## GOAL
Copy out all of the material exactly as presented.

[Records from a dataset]
-- Start --
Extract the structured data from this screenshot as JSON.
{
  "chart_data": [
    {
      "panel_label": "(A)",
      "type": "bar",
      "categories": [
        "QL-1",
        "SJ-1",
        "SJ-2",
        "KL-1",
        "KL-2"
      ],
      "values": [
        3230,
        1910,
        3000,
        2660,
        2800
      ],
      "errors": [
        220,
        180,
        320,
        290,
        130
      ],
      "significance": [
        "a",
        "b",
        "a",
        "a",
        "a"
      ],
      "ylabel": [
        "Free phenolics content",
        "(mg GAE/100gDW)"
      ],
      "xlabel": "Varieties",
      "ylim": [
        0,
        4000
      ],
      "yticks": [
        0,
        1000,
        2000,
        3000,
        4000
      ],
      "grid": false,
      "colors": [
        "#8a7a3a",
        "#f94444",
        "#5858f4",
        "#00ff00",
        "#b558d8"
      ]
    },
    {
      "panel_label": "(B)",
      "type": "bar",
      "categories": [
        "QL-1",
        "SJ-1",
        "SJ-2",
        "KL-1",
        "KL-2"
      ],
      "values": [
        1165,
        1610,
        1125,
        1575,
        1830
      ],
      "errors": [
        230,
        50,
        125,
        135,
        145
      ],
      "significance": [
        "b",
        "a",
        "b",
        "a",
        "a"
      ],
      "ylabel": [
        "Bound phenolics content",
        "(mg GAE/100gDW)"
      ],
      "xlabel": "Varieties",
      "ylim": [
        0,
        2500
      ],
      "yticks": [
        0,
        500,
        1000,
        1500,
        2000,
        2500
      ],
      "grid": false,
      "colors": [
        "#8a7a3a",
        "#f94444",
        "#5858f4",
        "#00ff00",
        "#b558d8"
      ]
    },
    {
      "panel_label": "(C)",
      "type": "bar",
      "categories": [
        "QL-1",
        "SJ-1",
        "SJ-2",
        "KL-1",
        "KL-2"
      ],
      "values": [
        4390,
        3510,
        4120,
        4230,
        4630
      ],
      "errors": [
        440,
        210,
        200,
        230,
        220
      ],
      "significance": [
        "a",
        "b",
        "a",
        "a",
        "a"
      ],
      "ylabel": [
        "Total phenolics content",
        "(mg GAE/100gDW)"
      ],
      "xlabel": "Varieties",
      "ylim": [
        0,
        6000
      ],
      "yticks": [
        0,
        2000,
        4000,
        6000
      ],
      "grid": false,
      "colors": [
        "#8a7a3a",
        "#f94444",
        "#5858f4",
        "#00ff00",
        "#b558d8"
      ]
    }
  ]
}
-- End --
## RESULT
Extract the structured data from this screenshot as JSON.
{
  "chart_data": [
    {
      "panel_label": "(A)",
      "type": "bar",
      "categories": [
        "QL-1",
        "SJ-1",
        "SJ-2",
        "KL-1",
        "KL-2"
      ],
      "values": [
        3230,
        1910,
        3000,
        2660,
        2800
      ],
      "errors": [
        220,
        180,
        320,
        290,
        130
      ],
      "significance": [
        "a",
        "b",
        "a",
        "a",
        "a"
      ],
      "ylabel": [
        "Free phenolics content",
        "(mg GAE/100gDW)"
      ],
      "xlabel": "Varieties",
      "ylim": [
        0,
        4000
      ],
      "yticks": [
        0,
        1000,
        2000,
        3000,
        4000
      ],
      "grid": false,
      "colors": [
        "#8a7a3a",
        "#f94444",
        "#5858f4",
        "#00ff00",
        "#b558d8"
      ]
    },
    {
      "panel_label": "(B)",
      "type": "bar",
      "categories": [
        "QL-1",
        "SJ-1",
        "SJ-2",
        "KL-1",
        "KL-2"
      ],
      "values": [
        1165,
        1610,
        1125,
        1575,
        1830
      ],
      "errors": [
        230,
        50,
        125,
        135,
        145
      ],
      "significance": [
        "b",
        "a",
        "b",
        "a",
        "a"
      ],
      "ylabel": [
        "Bound phenolics content",
        "(mg GAE/100gDW)"
      ],
      "xlabel": "Varieties",
      "ylim": [
        0,
        2500
      ],
      "yticks": [
        0,
        500,
        1000,
        1500,
        2000,
        2500
      ],
      "grid": false,
      "colors": [
        "#8a7a3a",
        "#f94444",
        "#5858f4",
        "#00ff00",
        "#b558d8"
      ]
    },
    {
      "panel_label": "(C)",
      "type": "bar",
      "categories": [
        "QL-1",
        "SJ-1",
        "SJ-2",
        "KL-1",
        "KL-2"
      ],
      "values": [
        4390,
        3510,
        4120,
        4230,
        4630
      ],
      "errors": [
        440,
        210,
        200,
        230,
        220
      ],
      "significance": [
        "a",
        "b",
        "a",
        "a",
        "a"
      ],
      "ylabel": [
        "Total phenolics content",
        "(mg GAE/100gDW)"
      ],
      "xlabel": "Varieties",
      "ylim": [
        0,
        6000
      ],
      "yticks": [
        0,
        2000,
        4000,
        6000
      ],
      "grid": false,
      "colors": [
        "#8a7a3a",
        "#f94444",
        "#5858f4",
        "#00ff00",
        "#b558d8"
      ]
    }
  ]
}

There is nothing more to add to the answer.